§ **Aim of the exercise**
Please quote the material exactly, every line of it.

# START OF Provided material

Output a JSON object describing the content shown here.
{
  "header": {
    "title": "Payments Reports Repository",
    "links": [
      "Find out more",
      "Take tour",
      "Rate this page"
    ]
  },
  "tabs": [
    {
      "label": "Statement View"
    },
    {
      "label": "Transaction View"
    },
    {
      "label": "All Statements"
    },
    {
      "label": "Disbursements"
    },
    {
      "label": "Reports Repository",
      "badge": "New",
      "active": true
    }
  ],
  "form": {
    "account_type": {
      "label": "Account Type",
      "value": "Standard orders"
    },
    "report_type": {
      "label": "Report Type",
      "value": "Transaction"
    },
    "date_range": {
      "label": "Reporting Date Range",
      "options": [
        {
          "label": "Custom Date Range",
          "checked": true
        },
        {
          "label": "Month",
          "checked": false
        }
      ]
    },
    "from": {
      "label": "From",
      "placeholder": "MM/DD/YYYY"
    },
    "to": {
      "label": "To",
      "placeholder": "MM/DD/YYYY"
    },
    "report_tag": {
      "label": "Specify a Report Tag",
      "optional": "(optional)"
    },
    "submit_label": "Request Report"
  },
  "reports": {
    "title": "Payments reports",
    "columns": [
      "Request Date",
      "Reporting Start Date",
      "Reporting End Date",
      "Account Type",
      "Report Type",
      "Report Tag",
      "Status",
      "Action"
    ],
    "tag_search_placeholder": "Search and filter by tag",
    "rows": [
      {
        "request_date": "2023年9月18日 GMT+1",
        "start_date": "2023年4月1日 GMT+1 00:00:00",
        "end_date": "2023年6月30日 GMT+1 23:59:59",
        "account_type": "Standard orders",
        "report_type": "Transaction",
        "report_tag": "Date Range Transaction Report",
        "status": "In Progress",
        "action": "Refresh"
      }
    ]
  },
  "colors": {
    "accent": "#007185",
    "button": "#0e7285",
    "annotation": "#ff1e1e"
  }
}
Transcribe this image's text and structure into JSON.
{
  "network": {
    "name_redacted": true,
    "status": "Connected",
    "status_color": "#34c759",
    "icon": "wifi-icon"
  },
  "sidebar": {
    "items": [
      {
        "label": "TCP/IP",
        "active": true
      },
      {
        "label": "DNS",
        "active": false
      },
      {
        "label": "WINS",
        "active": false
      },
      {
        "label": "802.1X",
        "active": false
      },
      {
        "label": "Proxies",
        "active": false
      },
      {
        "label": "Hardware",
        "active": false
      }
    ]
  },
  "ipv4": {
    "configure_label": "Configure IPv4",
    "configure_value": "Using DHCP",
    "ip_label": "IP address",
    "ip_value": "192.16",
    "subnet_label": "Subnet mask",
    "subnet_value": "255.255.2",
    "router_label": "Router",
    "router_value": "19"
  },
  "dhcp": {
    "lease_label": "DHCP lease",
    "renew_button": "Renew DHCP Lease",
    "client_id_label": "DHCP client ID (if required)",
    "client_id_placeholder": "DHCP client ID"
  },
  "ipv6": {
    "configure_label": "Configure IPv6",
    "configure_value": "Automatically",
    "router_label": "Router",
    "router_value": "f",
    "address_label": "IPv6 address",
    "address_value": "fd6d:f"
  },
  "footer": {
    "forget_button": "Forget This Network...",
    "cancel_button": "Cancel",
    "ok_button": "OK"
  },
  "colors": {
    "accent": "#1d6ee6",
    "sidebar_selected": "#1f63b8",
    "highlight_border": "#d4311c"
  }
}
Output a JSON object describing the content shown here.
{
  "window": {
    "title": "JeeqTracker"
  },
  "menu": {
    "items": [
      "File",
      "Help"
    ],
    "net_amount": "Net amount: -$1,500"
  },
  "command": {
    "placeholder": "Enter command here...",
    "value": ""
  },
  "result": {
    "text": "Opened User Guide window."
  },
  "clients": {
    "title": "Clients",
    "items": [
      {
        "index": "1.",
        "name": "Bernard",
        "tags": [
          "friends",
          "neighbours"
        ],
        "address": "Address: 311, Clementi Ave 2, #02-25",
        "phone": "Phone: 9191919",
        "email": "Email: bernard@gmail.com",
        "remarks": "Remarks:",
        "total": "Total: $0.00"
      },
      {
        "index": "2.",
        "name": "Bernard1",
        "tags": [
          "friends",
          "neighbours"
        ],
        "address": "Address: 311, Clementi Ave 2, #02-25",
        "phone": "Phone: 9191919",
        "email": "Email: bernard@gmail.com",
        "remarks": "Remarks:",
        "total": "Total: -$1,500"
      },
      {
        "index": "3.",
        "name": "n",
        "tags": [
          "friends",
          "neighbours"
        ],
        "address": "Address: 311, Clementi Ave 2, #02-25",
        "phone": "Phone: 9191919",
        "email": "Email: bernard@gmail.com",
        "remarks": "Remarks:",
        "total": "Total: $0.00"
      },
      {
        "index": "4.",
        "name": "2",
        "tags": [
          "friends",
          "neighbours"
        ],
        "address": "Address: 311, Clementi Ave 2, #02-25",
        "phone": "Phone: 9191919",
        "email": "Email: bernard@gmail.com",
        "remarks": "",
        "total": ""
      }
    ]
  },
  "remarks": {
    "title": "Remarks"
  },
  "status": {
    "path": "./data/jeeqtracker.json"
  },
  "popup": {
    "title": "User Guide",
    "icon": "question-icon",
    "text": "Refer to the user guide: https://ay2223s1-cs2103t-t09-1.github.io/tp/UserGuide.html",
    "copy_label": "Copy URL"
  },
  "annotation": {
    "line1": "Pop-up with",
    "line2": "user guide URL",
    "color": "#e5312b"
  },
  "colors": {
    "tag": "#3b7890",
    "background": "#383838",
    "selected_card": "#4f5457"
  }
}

# END OF Provided material

§ **Answer**
Output a JSON object describing the content shown here.
{
  "header": {
    "title": "Payments Reports Repository",
    "links": [
      "Find out more",
      "Take tour",
      "Rate this page"
    ]
  },
  "tabs": [
    {
      "label": "Statement View"
    },
    {
      "label": "Transaction View"
    },
    {
      "label": "All Statements"
    },
    {
      "label": "Disbursements"
    },
    {
      "label": "Reports Repository",
      "badge": "New",
      "active": true
    }
  ],
  "form": {
    "account_type": {
      "label": "Account Type",
      "value": "Standard orders"
    },
    "report_type": {
      "label": "Report Type",
      "value": "Transaction"
    },
    "date_range": {
      "label": "Reporting Date Range",
      "options": [
        {
          "label": "Custom Date Range",
          "checked": true
        },
        {
          "label": "Month",
          "checked": false
        }
      ]
    },
    "from": {
      "label": "From",
      "placeholder": "MM/DD/YYYY"
    },
    "to": {
      "label": "To",
      "placeholder": "MM/DD/YYYY"
    },
    "report_tag": {
      "label": "Specify a Report Tag",
      "optional": "(optional)"
    },
    "submit_label": "Request Report"
  },
  "reports": {
    "title": "Payments reports",
    "columns": [
      "Request Date",
      "Reporting Start Date",
      "Reporting End Date",
      "Account Type",
      "Report Type",
      "Report Tag",
      "Status",
      "Action"
    ],
    "tag_search_placeholder": "Search and filter by tag",
    "rows": [
      {
        "request_date": "2023年9月18日 GMT+1",
        "start_date": "2023年4月1日 GMT+1 00:00:00",
        "end_date": "2023年6月30日 GMT+1 23:59:59",
        "account_type": "Standard orders",
        "report_type": "Transaction",
        "report_tag": "Date Range Transaction Report",
        "status": "In Progress",
        "action": "Refresh"
      }
    ]
  },
  "colors": {
    "accent": "#007185",
    "button": "#0e7285",
    "annotation": "#ff1e1e"
  }
}
Transcribe this image's text and structure into JSON.
{
  "network": {
    "name_redacted": true,
    "status": "Connected",
    "status_color": "#34c759",
    "icon": "wifi-icon"
  },
  "sidebar": {
    "items": [
      {
        "label": "TCP/IP",
        "active": true
      },
      {
        "label": "DNS",
        "active": false
      },
      {
        "label": "WINS",
        "active": false
      },
      {
        "label": "802.1X",
        "active": false
      },
      {
        "label": "Proxies",
        "active": false
      },
      {
        "label": "Hardware",
        "active": false
      }
    ]
  },
  "ipv4": {
    "configure_label": "Configure IPv4",
    "configure_value": "Using DHCP",
    "ip_label": "IP address",
    "ip_value": "192.16",
    "subnet_label": "Subnet mask",
    "subnet_value": "255.255.2",
    "router_label": "Router",
    "router_value": "19"
  },
  "dhcp": {
    "lease_label": "DHCP lease",
    "renew_button": "Renew DHCP Lease",
    "client_id_label": "DHCP client ID (if required)",
    "client_id_placeholder": "DHCP client ID"
  },
  "ipv6": {
    "configure_label": "Configure IPv6",
    "configure_value": "Automatically",
    "router_label": "Router",
    "router_value": "f",
    "address_label": "IPv6 address",
    "address_value": "fd6d:f"
  },
  "footer": {
    "forget_button": "Forget This Network...",
    "cancel_button": "Cancel",
    "ok_button": "OK"
  },
  "colors": {
    "accent": "#1d6ee6",
    "sidebar_selected": "#1f63b8",
    "highlight_border": "#d4311c"
  }
}
Output a JSON object describing the content shown here.
{
  "window": {
    "title": "JeeqTracker"
  },
  "menu": {
    "items": [
      "File",
      "Help"
    ],
    "net_amount": "Net amount: -$1,500"
  },
  "command": {
    "placeholder": "Enter command here...",
    "value": ""
  },
  "result": {
    "text": "Opened User Guide window."
  },
  "clients": {
    "title": "Clients",
    "items": [
      {
        "index": "1.",
        "name": "Bernard",
        "tags": [
          "friends",
          "neighbours"
        ],
        "address": "Address: 311, Clementi Ave 2, #02-25",
        "phone": "Phone: 9191919",
        "email": "Email: bernard@gmail.com",
        "remarks": "Remarks:",
        "total": "Total: $0.00"
      },
      {
        "index": "2.",
        "name": "Bernard1",
        "tags": [
          "friends",
          "neighbours"
        ],
        "address": "Address: 311, Clementi Ave 2, #02-25",
        "phone": "Phone: 9191919",
        "email": "Email: bernard@gmail.com",
        "remarks": "Remarks:",
        "total": "Total: -$1,500"
      },
      {
        "index": "3.",
        "name": "n",
        "tags": [
          "friends",
          "neighbours"
        ],
        "address": "Address: 311, Clementi Ave 2, #02-25",
        "phone": "Phone: 9191919",
        "email": "Email: bernard@gmail.com",
        "remarks": "Remarks:",
        "total": "Total: $0.00"
      },
      {
        "index": "4.",
        "name": "2",
        "tags": [
          "friends",
          "neighbours"
        ],
        "address": "Address: 311, Clementi Ave 2, #02-25",
        "phone": "Phone: 9191919",
        "email": "Email: bernard@gmail.com",
        "remarks": "",
        "total": ""
      }
    ]
  },
  "remarks": {
    "title": "Remarks"
  },
  "status": {
    "path": "./data/jeeqtracker.json"
  },
  "popup": {
    "title": "User Guide",
    "icon": "question-icon",
    "text": "Refer to the user guide: https://ay2223s1-cs2103t-t09-1.github.io/tp/UserGuide.html",
    "copy_label": "Copy URL"
  },
  "annotation": {
    "line1": "Pop-up with",
    "line2": "user guide URL",
    "color": "#e5312b"
  },
  "colors": {
    "tag": "#3b7890",
    "background": "#383838",
    "selected_card": "#4f5457"
  }
}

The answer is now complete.